_Aim_: Take all the material and copy it exactly.

[Data entries]

****

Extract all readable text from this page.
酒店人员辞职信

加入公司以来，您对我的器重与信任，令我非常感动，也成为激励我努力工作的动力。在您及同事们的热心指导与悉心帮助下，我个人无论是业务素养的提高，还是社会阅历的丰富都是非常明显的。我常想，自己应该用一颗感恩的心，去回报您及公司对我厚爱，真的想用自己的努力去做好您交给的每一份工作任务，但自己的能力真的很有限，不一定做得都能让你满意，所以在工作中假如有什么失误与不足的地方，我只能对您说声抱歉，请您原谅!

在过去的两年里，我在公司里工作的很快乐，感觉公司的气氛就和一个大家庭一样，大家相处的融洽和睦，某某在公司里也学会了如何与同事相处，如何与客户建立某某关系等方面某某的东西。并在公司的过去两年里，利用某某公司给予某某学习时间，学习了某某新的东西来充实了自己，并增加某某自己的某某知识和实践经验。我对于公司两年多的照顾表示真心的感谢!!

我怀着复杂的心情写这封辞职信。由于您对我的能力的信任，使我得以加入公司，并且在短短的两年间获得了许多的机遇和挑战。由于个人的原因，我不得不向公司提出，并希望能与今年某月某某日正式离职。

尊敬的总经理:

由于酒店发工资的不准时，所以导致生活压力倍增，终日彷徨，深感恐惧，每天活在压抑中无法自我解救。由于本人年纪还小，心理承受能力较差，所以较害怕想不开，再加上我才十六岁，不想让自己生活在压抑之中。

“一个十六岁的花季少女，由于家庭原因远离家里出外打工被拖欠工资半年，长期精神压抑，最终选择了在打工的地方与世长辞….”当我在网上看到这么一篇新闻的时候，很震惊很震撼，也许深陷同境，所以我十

****

_Reply to the exercise_:
Extract all readable text from this page.
酒店人员辞职信

加入公司以来，您对我的器重与信任，令我非常感动，也成为激励我努力工作的动力。在您及同事们的热心指导与悉心帮助下，我个人无论是业务素养的提高，还是社会阅历的丰富都是非常明显的。我常想，自己应该用一颗感恩的心，去回报您及公司对我厚爱，真的想用自己的努力去做好您交给的每一份工作任务，但自己的能力真的很有限，不一定做得都能让你满意，所以在工作中假如有什么失误与不足的地方，我只能对您说声抱歉，请您原谅!

在过去的两年里，我在公司里工作的很快乐，感觉公司的气氛就和一个大家庭一样，大家相处的融洽和睦，某某在公司里也学会了如何与同事相处，如何与客户建立某某关系等方面某某的东西。并在公司的过去两年里，利用某某公司给予某某学习时间，学习了某某新的东西来充实了自己，并增加某某自己的某某知识和实践经验。我对于公司两年多的照顾表示真心的感谢!!

我怀着复杂的心情写这封辞职信。由于您对我的能力的信任，使我得以加入公司，并且在短短的两年间获得了许多的机遇和挑战。由于个人的原因，我不得不向公司提出，并希望能与今年某月某某日正式离职。

尊敬的总经理:

由于酒店发工资的不准时，所以导致生活压力倍增，终日彷徨，深感恐惧，每天活在压抑中无法自我解救。由于本人年纪还小，心理承受能力较差，所以较害怕想不开，再加上我才十六岁，不想让自己生活在压抑之中。

“一个十六岁的花季少女，由于家庭原因远离家里出外打工被拖欠工资半年，长期精神压抑，最终选择了在打工的地方与世长辞….”当我在网上看到这么一篇新闻的时候，很震惊很震撼，也许深陷同境，所以我十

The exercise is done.